→ REQUIRED ACTION:
In the text on surveillance capitalism, which organization published the report "Behind the Mirror: A Deep Dive into the Technology of corporate surveillance"?

→ TEXT FOR ANALYSIS:
So, what is surveillance capitalism? In essence, surveillance capitalism describes a market-driven process where the commodity for sale is your personal data. The capture and production of this data rely on mass surveillance of the internet. It’s often carried out by companies that provide us with free online services, like search engines and social media platforms.
The Electronic Frontier Foundation published their report: “Behind the Mirror: A Deep Dive into the Technology of corporate surveillance”, earlier this month.
Jack Schofield refers to this report in his article last week.
The article, in summarising the report, describes how personal data is collated and exploited to server targeted adverts/messages/subliminal suggestions.
You can limit this to an extent by stopping tracking cookies (which follow you from site to site) but the “real world identifiers” (name, email phone number) follow you wherever you go.
The Guardian article goes through the pros and cons of browser and browser extension choices, but these will only have a limited effect.
Surveillance – how are you being tracked?
Clever tech can map you as you go to swipe your loyalty card in your favourite coffee shop or before tapping your debit card as you get on the tube. Aggregate these kinds of metrics and data: the potential of this information “bank” is alarming. Legislation such as the EU GDPR or Californian CCPA are the small/first steps in the right direction but the truth is that far more rigorous regulation is the real way to stop this growth.
Asking technology companies to handicap their apps so they can’t mine data and make enormous profits is a bit like… well, turkeys voting for Christmas!
There is a follow-up article from the same source which goes into greater detail on the well-known search engine DuckDuckGo – and explains that is not as simple as just changing search engine.

→ INPUT DATA:

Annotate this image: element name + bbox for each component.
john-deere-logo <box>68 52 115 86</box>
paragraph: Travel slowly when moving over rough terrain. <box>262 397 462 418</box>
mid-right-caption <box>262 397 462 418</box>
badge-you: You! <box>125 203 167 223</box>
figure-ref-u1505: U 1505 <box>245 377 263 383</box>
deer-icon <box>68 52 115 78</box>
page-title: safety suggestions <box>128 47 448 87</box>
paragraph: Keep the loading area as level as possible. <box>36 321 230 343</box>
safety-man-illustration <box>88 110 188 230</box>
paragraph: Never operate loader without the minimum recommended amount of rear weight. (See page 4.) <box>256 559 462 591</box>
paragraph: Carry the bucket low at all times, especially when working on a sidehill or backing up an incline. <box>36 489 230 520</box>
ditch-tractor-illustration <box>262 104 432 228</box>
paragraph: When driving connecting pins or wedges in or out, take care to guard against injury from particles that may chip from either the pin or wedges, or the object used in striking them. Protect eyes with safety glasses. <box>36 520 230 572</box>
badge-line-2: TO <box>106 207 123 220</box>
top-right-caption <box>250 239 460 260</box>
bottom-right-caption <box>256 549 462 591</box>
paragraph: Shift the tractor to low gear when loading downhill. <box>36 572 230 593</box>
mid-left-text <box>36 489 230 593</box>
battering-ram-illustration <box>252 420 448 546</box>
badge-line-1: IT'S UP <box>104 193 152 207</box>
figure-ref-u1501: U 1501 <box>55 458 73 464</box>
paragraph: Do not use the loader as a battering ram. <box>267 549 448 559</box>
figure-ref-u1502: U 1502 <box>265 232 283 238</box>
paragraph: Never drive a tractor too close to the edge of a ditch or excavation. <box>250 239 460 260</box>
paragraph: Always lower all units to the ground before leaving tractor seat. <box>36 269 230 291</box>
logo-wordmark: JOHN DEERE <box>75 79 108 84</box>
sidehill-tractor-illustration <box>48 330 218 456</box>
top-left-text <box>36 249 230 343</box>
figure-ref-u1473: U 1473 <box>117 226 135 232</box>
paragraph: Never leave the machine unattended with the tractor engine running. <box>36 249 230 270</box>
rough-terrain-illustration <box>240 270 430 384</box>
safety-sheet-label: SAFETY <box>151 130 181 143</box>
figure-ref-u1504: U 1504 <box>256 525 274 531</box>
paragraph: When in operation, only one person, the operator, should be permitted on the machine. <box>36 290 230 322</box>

→ ANSWER TO THIS PROBLEM:
The Electronic Frontier Foundation